━━━━━ SUPPLIED RECORDS ━━━━━

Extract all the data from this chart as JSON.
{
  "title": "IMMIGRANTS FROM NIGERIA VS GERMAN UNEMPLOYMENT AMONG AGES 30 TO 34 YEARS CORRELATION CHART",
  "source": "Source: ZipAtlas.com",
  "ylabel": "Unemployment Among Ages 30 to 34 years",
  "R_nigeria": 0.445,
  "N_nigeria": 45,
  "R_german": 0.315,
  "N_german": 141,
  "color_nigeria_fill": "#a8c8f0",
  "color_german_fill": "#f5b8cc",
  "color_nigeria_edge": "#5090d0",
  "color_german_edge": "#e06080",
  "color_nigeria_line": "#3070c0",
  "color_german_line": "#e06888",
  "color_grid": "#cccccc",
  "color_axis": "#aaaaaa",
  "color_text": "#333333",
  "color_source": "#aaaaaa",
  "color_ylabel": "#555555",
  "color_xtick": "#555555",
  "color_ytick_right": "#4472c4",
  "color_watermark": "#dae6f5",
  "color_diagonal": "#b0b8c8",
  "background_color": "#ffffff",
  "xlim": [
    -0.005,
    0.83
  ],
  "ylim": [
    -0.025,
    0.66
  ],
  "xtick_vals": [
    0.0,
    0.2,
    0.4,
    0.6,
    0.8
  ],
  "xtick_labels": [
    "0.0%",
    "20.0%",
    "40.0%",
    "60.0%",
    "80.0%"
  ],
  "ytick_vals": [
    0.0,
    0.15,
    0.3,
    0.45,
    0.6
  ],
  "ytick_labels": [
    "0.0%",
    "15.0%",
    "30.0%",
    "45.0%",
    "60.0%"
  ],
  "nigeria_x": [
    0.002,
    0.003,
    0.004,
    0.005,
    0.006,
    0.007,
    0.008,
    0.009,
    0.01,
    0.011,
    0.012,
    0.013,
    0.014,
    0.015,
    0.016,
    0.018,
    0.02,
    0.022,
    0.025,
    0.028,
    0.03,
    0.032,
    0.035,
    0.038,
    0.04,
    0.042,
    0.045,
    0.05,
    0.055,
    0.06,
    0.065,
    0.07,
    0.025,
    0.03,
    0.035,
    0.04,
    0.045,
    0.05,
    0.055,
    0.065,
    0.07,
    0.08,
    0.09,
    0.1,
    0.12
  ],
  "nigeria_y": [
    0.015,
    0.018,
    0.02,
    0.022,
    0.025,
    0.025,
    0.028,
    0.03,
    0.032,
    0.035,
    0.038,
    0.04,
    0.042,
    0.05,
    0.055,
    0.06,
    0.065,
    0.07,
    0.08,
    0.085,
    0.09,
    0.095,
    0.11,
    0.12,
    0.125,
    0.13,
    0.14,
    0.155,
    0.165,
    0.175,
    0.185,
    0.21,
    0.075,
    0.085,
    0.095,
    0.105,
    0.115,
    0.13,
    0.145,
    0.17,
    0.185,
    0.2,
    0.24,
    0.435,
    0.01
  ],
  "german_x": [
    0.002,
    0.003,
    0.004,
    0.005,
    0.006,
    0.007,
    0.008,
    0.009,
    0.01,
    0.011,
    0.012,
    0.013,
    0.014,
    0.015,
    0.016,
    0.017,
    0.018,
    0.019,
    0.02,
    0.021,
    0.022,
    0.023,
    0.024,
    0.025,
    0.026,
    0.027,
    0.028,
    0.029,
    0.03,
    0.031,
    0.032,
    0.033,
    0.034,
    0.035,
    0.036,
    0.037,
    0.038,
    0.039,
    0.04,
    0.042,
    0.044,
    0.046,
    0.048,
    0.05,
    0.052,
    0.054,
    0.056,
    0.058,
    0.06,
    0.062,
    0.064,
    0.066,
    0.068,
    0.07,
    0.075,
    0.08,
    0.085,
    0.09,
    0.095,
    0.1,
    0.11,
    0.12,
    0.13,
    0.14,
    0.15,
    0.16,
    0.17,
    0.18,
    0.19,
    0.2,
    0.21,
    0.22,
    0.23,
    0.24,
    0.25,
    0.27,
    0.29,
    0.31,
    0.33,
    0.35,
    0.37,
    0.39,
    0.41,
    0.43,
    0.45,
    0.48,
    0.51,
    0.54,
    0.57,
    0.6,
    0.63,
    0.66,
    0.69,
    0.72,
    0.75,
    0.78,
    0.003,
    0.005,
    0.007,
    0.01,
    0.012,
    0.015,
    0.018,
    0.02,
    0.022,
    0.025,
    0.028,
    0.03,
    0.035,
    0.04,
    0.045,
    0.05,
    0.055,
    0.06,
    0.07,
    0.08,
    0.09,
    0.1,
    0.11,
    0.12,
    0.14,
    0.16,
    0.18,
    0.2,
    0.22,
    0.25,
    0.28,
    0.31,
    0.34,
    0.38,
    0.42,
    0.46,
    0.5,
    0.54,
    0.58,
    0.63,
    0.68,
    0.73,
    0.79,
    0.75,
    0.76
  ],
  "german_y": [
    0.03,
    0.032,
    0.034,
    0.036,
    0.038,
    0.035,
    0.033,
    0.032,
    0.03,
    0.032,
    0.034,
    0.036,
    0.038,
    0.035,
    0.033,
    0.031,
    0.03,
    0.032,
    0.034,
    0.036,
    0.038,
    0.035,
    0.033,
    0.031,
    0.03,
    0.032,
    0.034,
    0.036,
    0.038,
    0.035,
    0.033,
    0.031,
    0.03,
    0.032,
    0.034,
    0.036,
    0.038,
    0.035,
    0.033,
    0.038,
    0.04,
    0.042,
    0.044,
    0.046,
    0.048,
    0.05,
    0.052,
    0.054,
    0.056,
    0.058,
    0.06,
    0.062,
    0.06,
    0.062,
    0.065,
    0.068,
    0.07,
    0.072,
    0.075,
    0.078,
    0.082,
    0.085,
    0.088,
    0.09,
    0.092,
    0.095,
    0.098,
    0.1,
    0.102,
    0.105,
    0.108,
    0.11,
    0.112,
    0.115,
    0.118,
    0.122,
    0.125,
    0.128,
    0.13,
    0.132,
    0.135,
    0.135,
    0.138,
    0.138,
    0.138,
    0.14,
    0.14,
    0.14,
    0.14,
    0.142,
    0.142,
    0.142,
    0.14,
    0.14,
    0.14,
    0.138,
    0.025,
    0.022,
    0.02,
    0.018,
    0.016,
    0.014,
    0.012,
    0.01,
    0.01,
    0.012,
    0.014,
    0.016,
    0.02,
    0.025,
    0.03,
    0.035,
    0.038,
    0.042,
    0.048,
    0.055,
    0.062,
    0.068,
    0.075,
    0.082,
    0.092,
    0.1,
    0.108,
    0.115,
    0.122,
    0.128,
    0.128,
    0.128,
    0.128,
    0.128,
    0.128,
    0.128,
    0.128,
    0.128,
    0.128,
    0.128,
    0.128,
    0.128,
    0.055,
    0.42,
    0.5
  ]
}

━━━━━

◆ WHAT IS BEING ASKED ◆
Repeat each of the entries above precisely as given.

◆ ANSWER TO THE TASK ◆
Extract all the data from this chart as JSON.
{
  "title": "IMMIGRANTS FROM NIGERIA VS GERMAN UNEMPLOYMENT AMONG AGES 30 TO 34 YEARS CORRELATION CHART",
  "source": "Source: ZipAtlas.com",
  "ylabel": "Unemployment Among Ages 30 to 34 years",
  "R_nigeria": 0.445,
  "N_nigeria": 45,
  "R_german": 0.315,
  "N_german": 141,
  "color_nigeria_fill": "#a8c8f0",
  "color_german_fill": "#f5b8cc",
  "color_nigeria_edge": "#5090d0",
  "color_german_edge": "#e06080",
  "color_nigeria_line": "#3070c0",
  "color_german_line": "#e06888",
  "color_grid": "#cccccc",
  "color_axis": "#aaaaaa",
  "color_text": "#333333",
  "color_source": "#aaaaaa",
  "color_ylabel": "#555555",
  "color_xtick": "#555555",
  "color_ytick_right": "#4472c4",
  "color_watermark": "#dae6f5",
  "color_diagonal": "#b0b8c8",
  "background_color": "#ffffff",
  "xlim": [
    -0.005,
    0.83
  ],
  "ylim": [
    -0.025,
    0.66
  ],
  "xtick_vals": [
    0.0,
    0.2,
    0.4,
    0.6,
    0.8
  ],
  "xtick_labels": [
    "0.0%",
    "20.0%",
    "40.0%",
    "60.0%",
    "80.0%"
  ],
  "ytick_vals": [
    0.0,
    0.15,
    0.3,
    0.45,
    0.6
  ],
  "ytick_labels": [
    "0.0%",
    "15.0%",
    "30.0%",
    "45.0%",
    "60.0%"
  ],
  "nigeria_x": [
    0.002,
    0.003,
    0.004,
    0.005,
    0.006,
    0.007,
    0.008,
    0.009,
    0.01,
    0.011,
    0.012,
    0.013,
    0.014,
    0.015,
    0.016,
    0.018,
    0.02,
    0.022,
    0.025,
    0.028,
    0.03,
    0.032,
    0.035,
    0.038,
    0.04,
    0.042,
    0.045,
    0.05,
    0.055,
    0.06,
    0.065,
    0.07,
    0.025,
    0.03,
    0.035,
    0.04,
    0.045,
    0.05,
    0.055,
    0.065,
    0.07,
    0.08,
    0.09,
    0.1,
    0.12
  ],
  "nigeria_y": [
    0.015,
    0.018,
    0.02,
    0.022,
    0.025,
    0.025,
    0.028,
    0.03,
    0.032,
    0.035,
    0.038,
    0.04,
    0.042,
    0.05,
    0.055,
    0.06,
    0.065,
    0.07,
    0.08,
    0.085,
    0.09,
    0.095,
    0.11,
    0.12,
    0.125,
    0.13,
    0.14,
    0.155,
    0.165,
    0.175,
    0.185,
    0.21,
    0.075,
    0.085,
    0.095,
    0.105,
    0.115,
    0.13,
    0.145,
    0.17,
    0.185,
    0.2,
    0.24,
    0.435,
    0.01
  ],
  "german_x": [
    0.002,
    0.003,
    0.004,
    0.005,
    0.006,
    0.007,
    0.008,
    0.009,
    0.01,
    0.011,
    0.012,
    0.013,
    0.014,
    0.015,
    0.016,
    0.017,
    0.018,
    0.019,
    0.02,
    0.021,
    0.022,
    0.023,
    0.024,
    0.025,
    0.026,
    0.027,
    0.028,
    0.029,
    0.03,
    0.031,
    0.032,
    0.033,
    0.034,
    0.035,
    0.036,
    0.037,
    0.038,
    0.039,
    0.04,
    0.042,
    0.044,
    0.046,
    0.048,
    0.05,
    0.052,
    0.054,
    0.056,
    0.058,
    0.06,
    0.062,
    0.064,
    0.066,
    0.068,
    0.07,
    0.075,
    0.08,
    0.085,
    0.09,
    0.095,
    0.1,
    0.11,
    0.12,
    0.13,
    0.14,
    0.15,
    0.16,
    0.17,
    0.18,
    0.19,
    0.2,
    0.21,
    0.22,
    0.23,
    0.24,
    0.25,
    0.27,
    0.29,
    0.31,
    0.33,
    0.35,
    0.37,
    0.39,
    0.41,
    0.43,
    0.45,
    0.48,
    0.51,
    0.54,
    0.57,
    0.6,
    0.63,
    0.66,
    0.69,
    0.72,
    0.75,
    0.78,
    0.003,
    0.005,
    0.007,
    0.01,
    0.012,
    0.015,
    0.018,
    0.02,
    0.022,
    0.025,
    0.028,
    0.03,
    0.035,
    0.04,
    0.045,
    0.05,
    0.055,
    0.06,
    0.07,
    0.08,
    0.09,
    0.1,
    0.11,
    0.12,
    0.14,
    0.16,
    0.18,
    0.2,
    0.22,
    0.25,
    0.28,
    0.31,
    0.34,
    0.38,
    0.42,
    0.46,
    0.5,
    0.54,
    0.58,
    0.63,
    0.68,
    0.73,
    0.79,
    0.75,
    0.76
  ],
  "german_y": [
    0.03,
    0.032,
    0.034,
    0.036,
    0.038,
    0.035,
    0.033,
    0.032,
    0.03,
    0.032,
    0.034,
    0.036,
    0.038,
    0.035,
    0.033,
    0.031,
    0.03,
    0.032,
    0.034,
    0.036,
    0.038,
    0.035,
    0.033,
    0.031,
    0.03,
    0.032,
    0.034,
    0.036,
    0.038,
    0.035,
    0.033,
    0.031,
    0.03,
    0.032,
    0.034,
    0.036,
    0.038,
    0.035,
    0.033,
    0.038,
    0.04,
    0.042,
    0.044,
    0.046,
    0.048,
    0.05,
    0.052,
    0.054,
    0.056,
    0.058,
    0.06,
    0.062,
    0.06,
    0.062,
    0.065,
    0.068,
    0.07,
    0.072,
    0.075,
    0.078,
    0.082,
    0.085,
    0.088,
    0.09,
    0.092,
    0.095,
    0.098,
    0.1,
    0.102,
    0.105,
    0.108,
    0.11,
    0.112,
    0.115,
    0.118,
    0.122,
    0.125,
    0.128,
    0.13,
    0.132,
    0.135,
    0.135,
    0.138,
    0.138,
    0.138,
    0.14,
    0.14,
    0.14,
    0.14,
    0.142,
    0.142,
    0.142,
    0.14,
    0.14,
    0.14,
    0.138,
    0.025,
    0.022,
    0.02,
    0.018,
    0.016,
    0.014,
    0.012,
    0.01,
    0.01,
    0.012,
    0.014,
    0.016,
    0.02,
    0.025,
    0.03,
    0.035,
    0.038,
    0.042,
    0.048,
    0.055,
    0.062,
    0.068,
    0.075,
    0.082,
    0.092,
    0.1,
    0.108,
    0.115,
    0.122,
    0.128,
    0.128,
    0.128,
    0.128,
    0.128,
    0.128,
    0.128,
    0.128,
    0.128,
    0.128,
    0.128,
    0.128,
    0.128,
    0.055,
    0.42,
    0.5
  ]
}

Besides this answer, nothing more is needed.